DESCRIPTION OF THE TASK:
Can you find the lines of the listing that include "JSON" and copy every one?

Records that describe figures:
((
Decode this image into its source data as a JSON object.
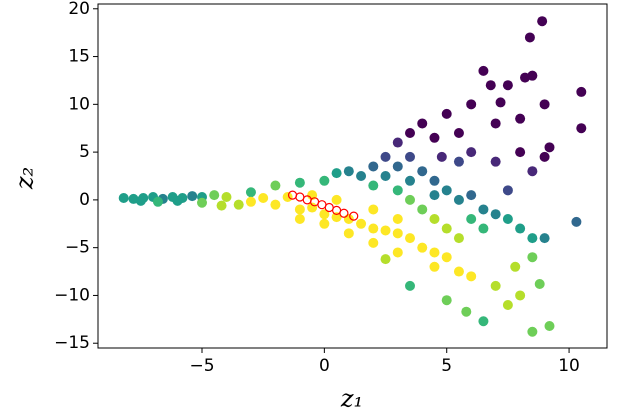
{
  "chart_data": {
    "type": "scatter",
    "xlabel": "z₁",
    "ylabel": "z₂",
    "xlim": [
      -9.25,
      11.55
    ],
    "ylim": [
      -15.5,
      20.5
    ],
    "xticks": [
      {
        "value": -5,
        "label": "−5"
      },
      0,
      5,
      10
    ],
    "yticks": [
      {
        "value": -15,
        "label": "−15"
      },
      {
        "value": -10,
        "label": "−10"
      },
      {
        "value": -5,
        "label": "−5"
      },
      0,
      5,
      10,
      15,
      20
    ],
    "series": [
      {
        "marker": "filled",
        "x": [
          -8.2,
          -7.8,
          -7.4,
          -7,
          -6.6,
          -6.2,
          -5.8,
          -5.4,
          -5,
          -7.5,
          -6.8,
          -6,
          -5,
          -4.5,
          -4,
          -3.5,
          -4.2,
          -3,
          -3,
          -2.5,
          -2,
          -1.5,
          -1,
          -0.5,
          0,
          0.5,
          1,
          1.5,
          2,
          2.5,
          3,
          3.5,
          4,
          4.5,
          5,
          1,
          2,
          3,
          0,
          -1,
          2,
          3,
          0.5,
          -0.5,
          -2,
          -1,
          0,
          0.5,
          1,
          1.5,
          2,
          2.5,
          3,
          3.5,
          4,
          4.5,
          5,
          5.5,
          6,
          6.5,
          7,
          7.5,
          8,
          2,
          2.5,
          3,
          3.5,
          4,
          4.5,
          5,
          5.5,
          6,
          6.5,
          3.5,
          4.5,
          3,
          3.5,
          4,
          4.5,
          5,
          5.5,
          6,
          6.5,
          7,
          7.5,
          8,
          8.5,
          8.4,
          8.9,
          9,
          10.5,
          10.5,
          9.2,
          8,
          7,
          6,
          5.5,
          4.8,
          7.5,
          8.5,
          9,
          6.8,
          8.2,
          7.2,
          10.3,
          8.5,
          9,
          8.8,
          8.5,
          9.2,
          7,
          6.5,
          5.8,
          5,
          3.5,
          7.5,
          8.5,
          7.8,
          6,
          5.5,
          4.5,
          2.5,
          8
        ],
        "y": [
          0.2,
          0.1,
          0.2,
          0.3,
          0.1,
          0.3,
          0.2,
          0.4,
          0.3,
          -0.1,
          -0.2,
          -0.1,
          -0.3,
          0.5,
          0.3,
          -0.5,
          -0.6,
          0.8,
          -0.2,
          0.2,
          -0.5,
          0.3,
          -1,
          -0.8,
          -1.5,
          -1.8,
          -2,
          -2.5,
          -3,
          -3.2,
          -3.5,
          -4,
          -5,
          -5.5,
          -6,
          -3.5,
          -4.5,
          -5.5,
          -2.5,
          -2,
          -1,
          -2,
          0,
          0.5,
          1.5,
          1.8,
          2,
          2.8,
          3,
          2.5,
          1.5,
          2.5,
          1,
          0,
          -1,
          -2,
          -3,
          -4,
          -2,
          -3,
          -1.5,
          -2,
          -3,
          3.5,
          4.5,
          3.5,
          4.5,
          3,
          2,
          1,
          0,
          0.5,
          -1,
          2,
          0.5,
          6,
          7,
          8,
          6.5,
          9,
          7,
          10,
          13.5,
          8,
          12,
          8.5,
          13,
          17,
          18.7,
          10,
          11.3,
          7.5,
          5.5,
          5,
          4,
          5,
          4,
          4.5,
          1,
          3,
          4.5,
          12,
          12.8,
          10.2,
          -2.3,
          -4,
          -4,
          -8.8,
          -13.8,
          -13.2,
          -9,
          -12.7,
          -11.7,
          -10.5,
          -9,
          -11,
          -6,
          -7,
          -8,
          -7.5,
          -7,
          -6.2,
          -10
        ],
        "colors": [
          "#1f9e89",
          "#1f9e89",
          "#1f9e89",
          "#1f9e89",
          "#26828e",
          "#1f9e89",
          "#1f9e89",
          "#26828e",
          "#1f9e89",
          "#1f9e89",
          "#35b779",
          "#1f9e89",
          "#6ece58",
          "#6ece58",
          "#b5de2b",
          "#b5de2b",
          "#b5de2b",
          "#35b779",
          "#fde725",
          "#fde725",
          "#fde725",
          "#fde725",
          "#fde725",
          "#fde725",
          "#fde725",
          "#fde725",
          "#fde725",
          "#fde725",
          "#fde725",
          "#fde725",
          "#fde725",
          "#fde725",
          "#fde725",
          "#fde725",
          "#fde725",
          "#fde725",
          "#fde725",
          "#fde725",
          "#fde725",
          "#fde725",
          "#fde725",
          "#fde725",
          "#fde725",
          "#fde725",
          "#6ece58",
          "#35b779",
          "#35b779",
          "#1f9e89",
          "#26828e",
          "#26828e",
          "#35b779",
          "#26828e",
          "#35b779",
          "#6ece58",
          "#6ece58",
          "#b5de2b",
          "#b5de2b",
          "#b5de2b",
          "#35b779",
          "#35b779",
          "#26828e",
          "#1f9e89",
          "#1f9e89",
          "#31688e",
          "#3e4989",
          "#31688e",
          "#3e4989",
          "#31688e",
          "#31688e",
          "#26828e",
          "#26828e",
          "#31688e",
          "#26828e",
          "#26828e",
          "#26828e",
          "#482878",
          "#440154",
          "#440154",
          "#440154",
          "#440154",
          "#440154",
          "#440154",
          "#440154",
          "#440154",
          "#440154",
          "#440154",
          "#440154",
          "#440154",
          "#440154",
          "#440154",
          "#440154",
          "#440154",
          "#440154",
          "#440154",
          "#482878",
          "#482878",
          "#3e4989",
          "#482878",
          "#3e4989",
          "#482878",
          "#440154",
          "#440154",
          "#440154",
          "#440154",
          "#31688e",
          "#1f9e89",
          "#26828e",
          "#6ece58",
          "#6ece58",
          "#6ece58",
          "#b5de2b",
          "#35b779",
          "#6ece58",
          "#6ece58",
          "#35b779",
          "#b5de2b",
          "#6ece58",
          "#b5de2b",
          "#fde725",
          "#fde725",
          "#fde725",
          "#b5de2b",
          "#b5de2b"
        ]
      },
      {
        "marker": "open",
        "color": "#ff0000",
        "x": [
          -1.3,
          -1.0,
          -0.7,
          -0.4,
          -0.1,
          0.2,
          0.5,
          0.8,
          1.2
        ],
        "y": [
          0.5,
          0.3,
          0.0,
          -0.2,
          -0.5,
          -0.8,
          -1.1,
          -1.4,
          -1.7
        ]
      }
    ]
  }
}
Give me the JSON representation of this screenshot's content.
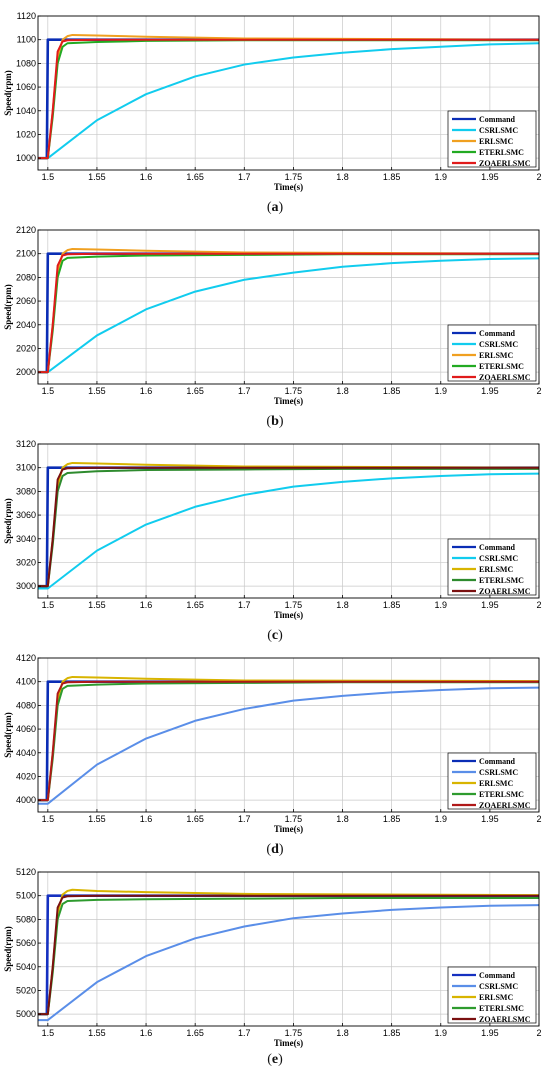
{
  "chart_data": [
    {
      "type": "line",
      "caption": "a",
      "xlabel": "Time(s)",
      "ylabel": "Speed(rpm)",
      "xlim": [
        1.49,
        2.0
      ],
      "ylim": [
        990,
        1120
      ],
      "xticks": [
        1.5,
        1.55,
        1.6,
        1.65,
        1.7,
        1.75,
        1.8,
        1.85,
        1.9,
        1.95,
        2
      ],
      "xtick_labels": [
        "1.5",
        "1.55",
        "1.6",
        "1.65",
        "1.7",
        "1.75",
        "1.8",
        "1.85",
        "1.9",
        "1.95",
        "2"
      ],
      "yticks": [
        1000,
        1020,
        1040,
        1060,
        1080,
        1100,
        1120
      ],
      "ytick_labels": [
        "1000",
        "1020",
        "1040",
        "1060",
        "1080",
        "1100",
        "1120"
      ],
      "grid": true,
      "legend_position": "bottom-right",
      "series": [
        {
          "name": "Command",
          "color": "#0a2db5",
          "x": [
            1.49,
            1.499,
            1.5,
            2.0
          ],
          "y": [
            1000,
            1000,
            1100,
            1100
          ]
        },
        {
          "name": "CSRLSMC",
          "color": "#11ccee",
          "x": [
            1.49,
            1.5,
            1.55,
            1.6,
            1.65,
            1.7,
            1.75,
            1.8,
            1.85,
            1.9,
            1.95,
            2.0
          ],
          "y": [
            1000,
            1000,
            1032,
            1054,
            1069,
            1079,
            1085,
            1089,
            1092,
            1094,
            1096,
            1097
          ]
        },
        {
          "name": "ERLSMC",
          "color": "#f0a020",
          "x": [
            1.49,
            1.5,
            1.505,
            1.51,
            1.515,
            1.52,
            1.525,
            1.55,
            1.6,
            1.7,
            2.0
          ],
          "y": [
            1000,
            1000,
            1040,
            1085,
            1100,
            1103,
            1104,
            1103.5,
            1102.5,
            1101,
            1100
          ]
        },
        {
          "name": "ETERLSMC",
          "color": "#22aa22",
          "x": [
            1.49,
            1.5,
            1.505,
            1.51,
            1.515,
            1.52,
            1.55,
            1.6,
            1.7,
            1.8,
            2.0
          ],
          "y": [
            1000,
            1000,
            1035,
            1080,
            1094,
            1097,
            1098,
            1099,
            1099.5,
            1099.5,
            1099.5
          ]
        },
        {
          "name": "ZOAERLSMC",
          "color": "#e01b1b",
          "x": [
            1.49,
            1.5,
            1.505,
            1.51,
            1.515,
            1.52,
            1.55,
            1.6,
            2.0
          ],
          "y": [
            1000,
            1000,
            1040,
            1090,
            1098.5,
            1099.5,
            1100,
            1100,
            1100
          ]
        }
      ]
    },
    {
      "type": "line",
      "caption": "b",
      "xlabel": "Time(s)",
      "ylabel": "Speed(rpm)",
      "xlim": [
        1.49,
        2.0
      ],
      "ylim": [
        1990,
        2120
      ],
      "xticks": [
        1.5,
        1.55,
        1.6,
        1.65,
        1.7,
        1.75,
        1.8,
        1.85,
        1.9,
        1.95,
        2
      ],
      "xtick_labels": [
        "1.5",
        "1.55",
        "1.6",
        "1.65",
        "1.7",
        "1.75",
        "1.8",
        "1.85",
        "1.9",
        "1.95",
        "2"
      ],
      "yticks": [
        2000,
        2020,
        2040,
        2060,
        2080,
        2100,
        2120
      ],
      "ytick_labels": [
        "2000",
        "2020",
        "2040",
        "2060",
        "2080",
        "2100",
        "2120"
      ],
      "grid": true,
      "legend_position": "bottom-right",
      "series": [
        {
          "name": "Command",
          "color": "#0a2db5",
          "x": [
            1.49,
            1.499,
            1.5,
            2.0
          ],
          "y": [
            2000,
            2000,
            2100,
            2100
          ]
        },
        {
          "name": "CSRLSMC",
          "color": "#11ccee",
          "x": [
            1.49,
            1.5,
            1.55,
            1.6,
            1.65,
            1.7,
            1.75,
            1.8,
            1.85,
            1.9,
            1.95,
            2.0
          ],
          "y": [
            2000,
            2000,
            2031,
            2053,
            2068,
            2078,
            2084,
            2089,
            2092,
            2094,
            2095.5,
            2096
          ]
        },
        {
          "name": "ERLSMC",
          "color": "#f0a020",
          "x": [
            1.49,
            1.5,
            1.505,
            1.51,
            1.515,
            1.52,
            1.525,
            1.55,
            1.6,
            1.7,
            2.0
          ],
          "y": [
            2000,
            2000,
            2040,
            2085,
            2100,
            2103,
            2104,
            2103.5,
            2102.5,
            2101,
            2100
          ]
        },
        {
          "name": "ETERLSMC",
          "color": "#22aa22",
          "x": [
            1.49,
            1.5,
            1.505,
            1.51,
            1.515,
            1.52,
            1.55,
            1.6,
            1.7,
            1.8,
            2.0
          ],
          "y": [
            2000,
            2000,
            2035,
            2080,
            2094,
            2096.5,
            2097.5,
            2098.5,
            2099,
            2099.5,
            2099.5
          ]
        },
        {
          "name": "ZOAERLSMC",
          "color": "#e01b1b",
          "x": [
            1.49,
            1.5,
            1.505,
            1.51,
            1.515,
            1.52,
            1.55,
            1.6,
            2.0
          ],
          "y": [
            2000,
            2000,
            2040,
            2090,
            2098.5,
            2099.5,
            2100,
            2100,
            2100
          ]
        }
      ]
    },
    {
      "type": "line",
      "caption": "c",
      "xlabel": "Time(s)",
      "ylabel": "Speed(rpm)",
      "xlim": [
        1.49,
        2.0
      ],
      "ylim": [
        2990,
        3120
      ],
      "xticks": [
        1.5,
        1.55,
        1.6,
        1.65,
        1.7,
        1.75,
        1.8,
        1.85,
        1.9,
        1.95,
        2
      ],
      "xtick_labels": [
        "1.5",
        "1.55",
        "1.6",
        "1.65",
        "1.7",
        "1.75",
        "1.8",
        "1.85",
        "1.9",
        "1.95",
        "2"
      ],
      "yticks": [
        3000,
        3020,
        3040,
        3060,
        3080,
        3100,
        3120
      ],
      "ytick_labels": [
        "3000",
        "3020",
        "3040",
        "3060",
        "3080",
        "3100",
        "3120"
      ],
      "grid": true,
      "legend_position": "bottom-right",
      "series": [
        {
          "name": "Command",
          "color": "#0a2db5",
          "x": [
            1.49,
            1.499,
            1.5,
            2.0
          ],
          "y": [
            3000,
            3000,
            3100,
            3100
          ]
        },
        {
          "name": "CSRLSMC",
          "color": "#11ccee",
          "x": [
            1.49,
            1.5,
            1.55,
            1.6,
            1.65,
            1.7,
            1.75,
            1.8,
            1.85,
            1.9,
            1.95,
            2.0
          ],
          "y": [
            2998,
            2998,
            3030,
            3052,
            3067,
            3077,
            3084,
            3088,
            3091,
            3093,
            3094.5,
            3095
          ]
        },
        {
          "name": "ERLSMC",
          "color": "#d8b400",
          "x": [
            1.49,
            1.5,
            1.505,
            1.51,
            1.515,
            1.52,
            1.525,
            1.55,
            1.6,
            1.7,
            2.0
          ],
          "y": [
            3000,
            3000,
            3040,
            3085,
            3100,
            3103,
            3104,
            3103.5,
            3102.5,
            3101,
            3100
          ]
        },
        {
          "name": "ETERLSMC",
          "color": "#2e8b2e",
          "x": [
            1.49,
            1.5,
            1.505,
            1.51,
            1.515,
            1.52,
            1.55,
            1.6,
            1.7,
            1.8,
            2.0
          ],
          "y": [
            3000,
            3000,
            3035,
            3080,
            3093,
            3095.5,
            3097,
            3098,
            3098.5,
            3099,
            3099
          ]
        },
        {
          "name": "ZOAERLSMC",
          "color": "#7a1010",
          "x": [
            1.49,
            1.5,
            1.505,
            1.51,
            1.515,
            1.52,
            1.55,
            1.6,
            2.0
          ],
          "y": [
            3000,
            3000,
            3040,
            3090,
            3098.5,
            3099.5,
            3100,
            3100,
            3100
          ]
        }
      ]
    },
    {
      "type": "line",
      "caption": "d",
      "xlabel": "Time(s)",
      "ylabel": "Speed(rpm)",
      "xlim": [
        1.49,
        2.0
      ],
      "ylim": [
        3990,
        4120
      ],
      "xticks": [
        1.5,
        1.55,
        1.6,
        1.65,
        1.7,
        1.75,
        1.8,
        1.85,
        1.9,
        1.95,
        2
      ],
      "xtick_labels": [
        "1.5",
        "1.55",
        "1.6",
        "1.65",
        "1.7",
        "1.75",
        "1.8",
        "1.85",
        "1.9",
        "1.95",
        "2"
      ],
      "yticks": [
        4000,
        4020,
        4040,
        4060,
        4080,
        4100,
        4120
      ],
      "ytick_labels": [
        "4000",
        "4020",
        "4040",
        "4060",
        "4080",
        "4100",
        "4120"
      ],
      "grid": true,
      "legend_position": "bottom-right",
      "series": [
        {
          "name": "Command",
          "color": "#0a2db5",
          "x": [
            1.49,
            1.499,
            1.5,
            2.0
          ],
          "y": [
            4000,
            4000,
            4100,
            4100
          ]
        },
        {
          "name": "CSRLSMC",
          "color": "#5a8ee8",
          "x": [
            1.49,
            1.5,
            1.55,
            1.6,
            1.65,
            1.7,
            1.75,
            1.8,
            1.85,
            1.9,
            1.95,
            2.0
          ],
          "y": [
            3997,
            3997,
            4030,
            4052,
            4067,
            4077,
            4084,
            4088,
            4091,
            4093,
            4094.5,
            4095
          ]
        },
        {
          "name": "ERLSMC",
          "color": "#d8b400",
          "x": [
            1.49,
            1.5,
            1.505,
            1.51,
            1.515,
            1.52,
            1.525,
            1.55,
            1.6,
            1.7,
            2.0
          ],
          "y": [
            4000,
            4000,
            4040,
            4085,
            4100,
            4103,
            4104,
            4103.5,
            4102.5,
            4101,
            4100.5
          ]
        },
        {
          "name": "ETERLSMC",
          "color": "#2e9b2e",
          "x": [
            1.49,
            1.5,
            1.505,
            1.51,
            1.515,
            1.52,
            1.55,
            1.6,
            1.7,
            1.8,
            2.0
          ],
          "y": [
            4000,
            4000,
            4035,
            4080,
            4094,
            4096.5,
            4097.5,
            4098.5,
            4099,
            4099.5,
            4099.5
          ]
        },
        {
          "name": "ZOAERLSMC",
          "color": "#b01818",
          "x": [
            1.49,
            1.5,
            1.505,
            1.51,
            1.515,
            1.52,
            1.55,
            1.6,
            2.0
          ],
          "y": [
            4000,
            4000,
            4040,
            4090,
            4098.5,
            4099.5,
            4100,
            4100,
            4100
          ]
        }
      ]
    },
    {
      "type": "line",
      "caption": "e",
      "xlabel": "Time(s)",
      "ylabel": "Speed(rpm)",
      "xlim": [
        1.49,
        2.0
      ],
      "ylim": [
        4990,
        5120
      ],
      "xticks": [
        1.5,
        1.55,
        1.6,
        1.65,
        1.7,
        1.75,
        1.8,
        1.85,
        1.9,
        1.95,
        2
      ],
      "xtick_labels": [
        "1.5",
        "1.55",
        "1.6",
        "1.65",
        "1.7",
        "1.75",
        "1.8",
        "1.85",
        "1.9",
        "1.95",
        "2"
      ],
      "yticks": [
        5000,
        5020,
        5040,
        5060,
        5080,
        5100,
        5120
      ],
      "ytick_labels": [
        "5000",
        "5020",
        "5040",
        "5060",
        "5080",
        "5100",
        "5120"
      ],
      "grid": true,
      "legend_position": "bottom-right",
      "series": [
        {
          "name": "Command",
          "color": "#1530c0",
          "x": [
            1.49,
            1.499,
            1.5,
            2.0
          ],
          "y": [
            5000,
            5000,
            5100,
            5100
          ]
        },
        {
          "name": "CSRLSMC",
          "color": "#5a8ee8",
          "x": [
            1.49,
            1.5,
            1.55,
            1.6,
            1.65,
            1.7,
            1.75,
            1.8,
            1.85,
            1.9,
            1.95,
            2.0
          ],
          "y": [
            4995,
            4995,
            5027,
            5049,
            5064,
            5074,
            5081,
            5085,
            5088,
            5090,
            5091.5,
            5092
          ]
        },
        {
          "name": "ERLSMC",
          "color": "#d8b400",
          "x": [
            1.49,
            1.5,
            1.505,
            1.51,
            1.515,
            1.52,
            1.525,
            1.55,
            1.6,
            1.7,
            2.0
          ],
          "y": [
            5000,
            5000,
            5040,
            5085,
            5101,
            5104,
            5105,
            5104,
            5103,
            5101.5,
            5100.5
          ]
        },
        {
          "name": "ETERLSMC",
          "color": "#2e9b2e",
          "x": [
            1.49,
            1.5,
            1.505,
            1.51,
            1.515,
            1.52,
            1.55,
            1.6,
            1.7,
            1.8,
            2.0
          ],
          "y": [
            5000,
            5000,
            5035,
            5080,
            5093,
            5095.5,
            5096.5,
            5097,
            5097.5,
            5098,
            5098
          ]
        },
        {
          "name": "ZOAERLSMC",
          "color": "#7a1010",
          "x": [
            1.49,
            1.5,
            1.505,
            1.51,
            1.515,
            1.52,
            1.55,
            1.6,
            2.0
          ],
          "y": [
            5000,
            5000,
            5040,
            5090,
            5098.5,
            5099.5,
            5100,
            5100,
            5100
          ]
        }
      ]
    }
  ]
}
))
REPLY TO THE EXERCISE:
Decode this image into its source data as a JSON object.
Give me the JSON representation of this screenshot's content.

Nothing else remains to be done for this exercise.